THE PRINCIPLE OF TERRITORIAL SOVEREIGNTY IN INTERNATIONAL LAW BY OLORUNTUYI OLUWASEUN EMMANUEL
Sovereignty is a vital and peculiar
element of a sovereign state which is a contemporary legal order. Sovereignty, as we all know, is an essential
element of a state which is free from external control and has a hierarchy of
norms to make decisions within it's territory. Article 2 (1) of the United
Nations Charter of 1945 spells outs the "sovereign equality" of
members state which means sovereignty is important to the enforcement of
International laws across the globe.
A fundamental principle of
international law is that a state can control all activities within territories
which it has sovereignty over. Under International law, it is a power and
right, recognized or effectively asserted in respect to defined part of the
globe to govern in respect to the part.
There are different ways states
acquired territorial sovereignty historically and has delineated their land, airspace
and maritime boundaries. These are pivotal in the territorial Sovereignty which
defines them from other States territories and is used as measures to determine
sovereignty and boundary disputes.
· A. CONQUEST: Where
territory is acquired through threat and use of armed forces(although use of
threat and military occupation is not recognize as lawful means of acquiring
territories since the United Nations Charter 1945 came in force)
· B. PRESCRIPTION: By
which a doubtful title is legitimized by long continued, uninterrupted and
peaceful possession where another state has neglected.
· C. POSSESSION or
voluntarily transfer by treaty
· D. Arbitral award by the international court of justice regarding boundary dispute (e.g Nigeria v Cameron over bakassi pennisula)
Territorial sovereignty is very
important for the peace and prosperity of members states of the United Nations
that was the reason a provision was made in Article 2 (4) of the United Nations
Charter of 1945 which expressly states that:
All Members
shall refrain in their international relations from the threat or use of force
against the territorial integrity or political independence of any state, or in
any other manner inconsistent with the Purposes of the United Nations.

LISTING:
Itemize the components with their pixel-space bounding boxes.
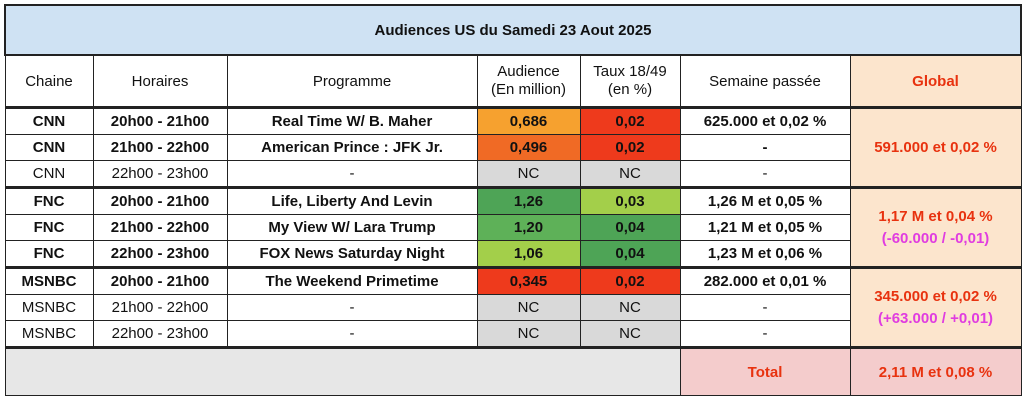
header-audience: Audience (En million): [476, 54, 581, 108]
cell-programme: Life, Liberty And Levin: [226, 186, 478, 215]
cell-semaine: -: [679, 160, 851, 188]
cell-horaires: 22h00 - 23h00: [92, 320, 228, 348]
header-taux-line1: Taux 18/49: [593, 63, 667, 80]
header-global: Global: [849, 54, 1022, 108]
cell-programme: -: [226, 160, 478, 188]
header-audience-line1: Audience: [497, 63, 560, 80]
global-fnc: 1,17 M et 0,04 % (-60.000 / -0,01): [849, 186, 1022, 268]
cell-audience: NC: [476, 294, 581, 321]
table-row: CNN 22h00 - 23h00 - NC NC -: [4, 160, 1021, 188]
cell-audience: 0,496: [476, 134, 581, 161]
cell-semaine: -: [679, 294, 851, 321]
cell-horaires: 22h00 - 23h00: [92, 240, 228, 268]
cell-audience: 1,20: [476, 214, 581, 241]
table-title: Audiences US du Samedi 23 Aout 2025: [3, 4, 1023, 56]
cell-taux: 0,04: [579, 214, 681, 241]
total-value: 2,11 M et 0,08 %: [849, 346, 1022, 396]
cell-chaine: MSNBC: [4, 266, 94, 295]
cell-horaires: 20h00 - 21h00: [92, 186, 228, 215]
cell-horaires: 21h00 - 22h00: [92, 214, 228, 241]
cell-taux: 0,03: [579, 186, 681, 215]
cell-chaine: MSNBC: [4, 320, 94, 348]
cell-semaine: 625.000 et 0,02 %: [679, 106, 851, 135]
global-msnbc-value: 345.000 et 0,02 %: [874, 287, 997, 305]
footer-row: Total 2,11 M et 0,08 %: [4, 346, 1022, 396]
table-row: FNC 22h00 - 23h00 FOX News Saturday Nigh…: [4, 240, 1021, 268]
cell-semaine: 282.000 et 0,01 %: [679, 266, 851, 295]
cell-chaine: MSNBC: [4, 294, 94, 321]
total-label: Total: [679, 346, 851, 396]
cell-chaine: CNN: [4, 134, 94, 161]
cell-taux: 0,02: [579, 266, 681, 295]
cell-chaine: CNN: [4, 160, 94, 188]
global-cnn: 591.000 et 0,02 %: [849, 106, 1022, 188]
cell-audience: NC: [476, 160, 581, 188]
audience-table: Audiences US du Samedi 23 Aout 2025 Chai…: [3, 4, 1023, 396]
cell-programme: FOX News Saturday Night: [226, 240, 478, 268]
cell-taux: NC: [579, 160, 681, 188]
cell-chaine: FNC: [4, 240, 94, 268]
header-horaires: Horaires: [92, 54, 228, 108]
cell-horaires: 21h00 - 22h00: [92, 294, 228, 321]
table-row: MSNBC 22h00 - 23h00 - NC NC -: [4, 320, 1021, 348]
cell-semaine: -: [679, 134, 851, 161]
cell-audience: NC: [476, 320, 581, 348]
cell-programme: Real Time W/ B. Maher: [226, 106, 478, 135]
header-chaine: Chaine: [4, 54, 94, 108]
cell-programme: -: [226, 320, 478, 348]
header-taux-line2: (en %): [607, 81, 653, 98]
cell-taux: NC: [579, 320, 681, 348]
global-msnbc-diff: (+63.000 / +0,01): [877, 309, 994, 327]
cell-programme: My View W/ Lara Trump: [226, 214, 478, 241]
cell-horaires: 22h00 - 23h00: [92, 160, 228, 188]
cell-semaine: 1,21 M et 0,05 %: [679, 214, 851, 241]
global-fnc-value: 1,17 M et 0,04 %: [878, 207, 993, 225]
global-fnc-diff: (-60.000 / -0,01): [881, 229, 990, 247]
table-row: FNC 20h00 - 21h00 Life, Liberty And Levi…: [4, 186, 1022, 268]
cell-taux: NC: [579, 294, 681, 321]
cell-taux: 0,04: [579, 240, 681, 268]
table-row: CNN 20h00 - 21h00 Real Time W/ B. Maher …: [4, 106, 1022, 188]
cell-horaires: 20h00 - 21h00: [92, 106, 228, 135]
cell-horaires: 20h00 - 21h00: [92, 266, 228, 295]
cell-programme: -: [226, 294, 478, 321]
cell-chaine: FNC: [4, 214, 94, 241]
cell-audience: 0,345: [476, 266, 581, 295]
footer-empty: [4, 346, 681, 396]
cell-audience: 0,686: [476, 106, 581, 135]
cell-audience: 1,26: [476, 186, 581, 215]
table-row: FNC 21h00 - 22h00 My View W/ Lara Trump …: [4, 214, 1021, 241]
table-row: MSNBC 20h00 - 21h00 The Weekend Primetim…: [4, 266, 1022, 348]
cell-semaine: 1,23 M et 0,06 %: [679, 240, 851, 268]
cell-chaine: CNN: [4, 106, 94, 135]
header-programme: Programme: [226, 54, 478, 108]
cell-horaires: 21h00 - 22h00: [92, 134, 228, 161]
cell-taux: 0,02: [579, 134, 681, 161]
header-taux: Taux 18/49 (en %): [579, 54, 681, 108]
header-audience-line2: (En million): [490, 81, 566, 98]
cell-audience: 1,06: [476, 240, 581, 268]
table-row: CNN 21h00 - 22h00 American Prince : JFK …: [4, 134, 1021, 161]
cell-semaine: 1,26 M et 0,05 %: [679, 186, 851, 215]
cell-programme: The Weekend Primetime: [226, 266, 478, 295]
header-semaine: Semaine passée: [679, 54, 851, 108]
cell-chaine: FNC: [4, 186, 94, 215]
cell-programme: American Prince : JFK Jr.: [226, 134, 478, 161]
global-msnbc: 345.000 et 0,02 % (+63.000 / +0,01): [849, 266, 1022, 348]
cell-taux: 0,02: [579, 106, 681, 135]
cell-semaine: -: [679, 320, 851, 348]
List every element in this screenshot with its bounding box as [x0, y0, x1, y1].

...

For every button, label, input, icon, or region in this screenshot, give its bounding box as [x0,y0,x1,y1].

--

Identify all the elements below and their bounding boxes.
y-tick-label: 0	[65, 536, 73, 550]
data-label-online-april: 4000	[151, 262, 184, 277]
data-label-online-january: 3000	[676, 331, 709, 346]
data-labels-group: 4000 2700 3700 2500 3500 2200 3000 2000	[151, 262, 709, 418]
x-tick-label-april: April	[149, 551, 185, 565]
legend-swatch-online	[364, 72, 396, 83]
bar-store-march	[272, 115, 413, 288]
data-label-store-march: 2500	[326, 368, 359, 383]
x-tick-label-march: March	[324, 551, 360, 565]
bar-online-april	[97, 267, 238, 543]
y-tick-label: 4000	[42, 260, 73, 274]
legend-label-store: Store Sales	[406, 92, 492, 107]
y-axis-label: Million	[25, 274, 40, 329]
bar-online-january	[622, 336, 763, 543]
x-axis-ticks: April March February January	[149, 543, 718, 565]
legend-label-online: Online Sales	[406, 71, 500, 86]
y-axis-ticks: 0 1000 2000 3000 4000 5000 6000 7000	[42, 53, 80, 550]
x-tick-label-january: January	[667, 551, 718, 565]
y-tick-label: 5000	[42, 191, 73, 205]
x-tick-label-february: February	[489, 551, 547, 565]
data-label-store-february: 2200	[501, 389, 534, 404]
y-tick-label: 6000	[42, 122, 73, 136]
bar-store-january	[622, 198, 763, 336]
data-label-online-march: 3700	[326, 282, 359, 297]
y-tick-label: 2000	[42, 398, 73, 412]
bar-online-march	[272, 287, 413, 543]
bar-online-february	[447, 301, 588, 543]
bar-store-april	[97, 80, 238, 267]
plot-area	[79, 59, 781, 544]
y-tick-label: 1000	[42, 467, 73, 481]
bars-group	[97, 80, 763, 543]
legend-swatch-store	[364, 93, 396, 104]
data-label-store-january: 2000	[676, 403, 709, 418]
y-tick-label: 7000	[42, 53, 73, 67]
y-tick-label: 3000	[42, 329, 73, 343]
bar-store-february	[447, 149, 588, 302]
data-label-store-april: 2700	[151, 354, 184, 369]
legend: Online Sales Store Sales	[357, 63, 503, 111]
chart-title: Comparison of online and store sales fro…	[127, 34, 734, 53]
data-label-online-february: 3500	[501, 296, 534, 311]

EXERCISES TO COMPLETE:
1) In the essay on territorial sovereignty, which article of the United Nations Charter of 1945 spells out the "sovereign equality" of member states?
2) Write out the passage of the essay on territorial sovereignty from "THE PRINCIPLE OF" up to and including "across the globe.".
Answer from the essay on territorial sovereignty only, not from the listing.

THE RESULTS:
1) Article 2 (1)

2)
THE PRINCIPLE OF TERRITORIAL SOVEREIGNTY IN INTERNATIONAL LAW BY OLORUNTUYI OLUWASEUN EMMANUEL
Sovereignty is a vital and peculiar
element of a sovereign state which is a contemporary legal order. Sovereignty, as we all know, is an essential
element of a state which is free from external control and has a hierarchy of
norms to make decisions within it's territory. Article 2 (1) of the United
Nations Charter of 1945 spells outs the "sovereign equality" of
members state which means sovereignty is important to the enforcement of
International laws across the globe.